PROBLEM:
Transcribe every line exactly and omit anything that is a picture.

Extracts from a graphics dataset:

----------

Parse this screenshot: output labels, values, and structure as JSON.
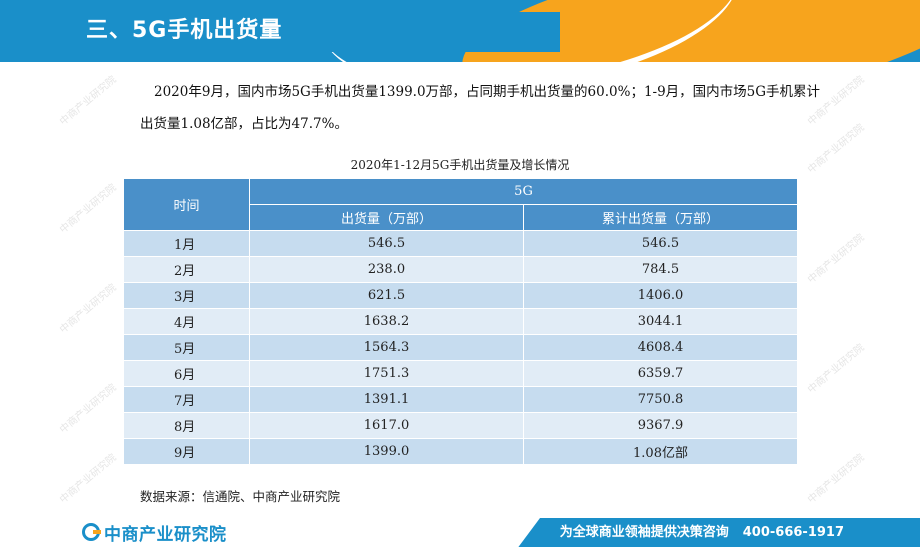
{
  "header": {
    "title": "三、5G手机出货量"
  },
  "intro": "2020年9月，国内市场5G手机出货量1399.0万部，占同期手机出货量的60.0%；1-9月，国内市场5G手机累计出货量1.08亿部，占比为47.7%。",
  "table": {
    "caption": "2020年1-12月5G手机出货量及增长情况",
    "col_time": "时间",
    "group_label": "5G",
    "col_shipment": "出货量（万部）",
    "col_cumulative": "累计出货量（万部）",
    "rows": [
      {
        "month": "1月",
        "shipment": "546.5",
        "cumulative": "546.5"
      },
      {
        "month": "2月",
        "shipment": "238.0",
        "cumulative": "784.5"
      },
      {
        "month": "3月",
        "shipment": "621.5",
        "cumulative": "1406.0"
      },
      {
        "month": "4月",
        "shipment": "1638.2",
        "cumulative": "3044.1"
      },
      {
        "month": "5月",
        "shipment": "1564.3",
        "cumulative": "4608.4"
      },
      {
        "month": "6月",
        "shipment": "1751.3",
        "cumulative": "6359.7"
      },
      {
        "month": "7月",
        "shipment": "1391.1",
        "cumulative": "7750.8"
      },
      {
        "month": "8月",
        "shipment": "1617.0",
        "cumulative": "9367.9"
      },
      {
        "month": "9月",
        "shipment": "1399.0",
        "cumulative": "1.08亿部"
      }
    ]
  },
  "source": "数据来源：信通院、中商产业研究院",
  "footer": {
    "logo_text": "中商产业研究院",
    "slogan": "为全球商业领袖提供决策咨询",
    "phone": "400-666-1917"
  },
  "watermark": "中商产业研究院",
  "colors": {
    "brand_blue": "#1a8fc9",
    "brand_orange": "#f7a41d",
    "table_header": "#4a90c9",
    "row_dark": "#c6dcef",
    "row_light": "#e1ecf6"
  }
}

----------

ANSWER:
Parse this screenshot: output labels, values, and structure as JSON.
{
  "header": {
    "title": "三、5G手机出货量"
  },
  "intro": "2020年9月，国内市场5G手机出货量1399.0万部，占同期手机出货量的60.0%；1-9月，国内市场5G手机累计出货量1.08亿部，占比为47.7%。",
  "table": {
    "caption": "2020年1-12月5G手机出货量及增长情况",
    "col_time": "时间",
    "group_label": "5G",
    "col_shipment": "出货量（万部）",
    "col_cumulative": "累计出货量（万部）",
    "rows": [
      {
        "month": "1月",
        "shipment": "546.5",
        "cumulative": "546.5"
      },
      {
        "month": "2月",
        "shipment": "238.0",
        "cumulative": "784.5"
      },
      {
        "month": "3月",
        "shipment": "621.5",
        "cumulative": "1406.0"
      },
      {
        "month": "4月",
        "shipment": "1638.2",
        "cumulative": "3044.1"
      },
      {
        "month": "5月",
        "shipment": "1564.3",
        "cumulative": "4608.4"
      },
      {
        "month": "6月",
        "shipment": "1751.3",
        "cumulative": "6359.7"
      },
      {
        "month": "7月",
        "shipment": "1391.1",
        "cumulative": "7750.8"
      },
      {
        "month": "8月",
        "shipment": "1617.0",
        "cumulative": "9367.9"
      },
      {
        "month": "9月",
        "shipment": "1399.0",
        "cumulative": "1.08亿部"
      }
    ]
  },
  "source": "数据来源：信通院、中商产业研究院",
  "footer": {
    "logo_text": "中商产业研究院",
    "slogan": "为全球商业领袖提供决策咨询",
    "phone": "400-666-1917"
  },
  "watermark": "中商产业研究院",
  "colors": {
    "brand_blue": "#1a8fc9",
    "brand_orange": "#f7a41d",
    "table_header": "#4a90c9",
    "row_dark": "#c6dcef",
    "row_light": "#e1ecf6"
  }
}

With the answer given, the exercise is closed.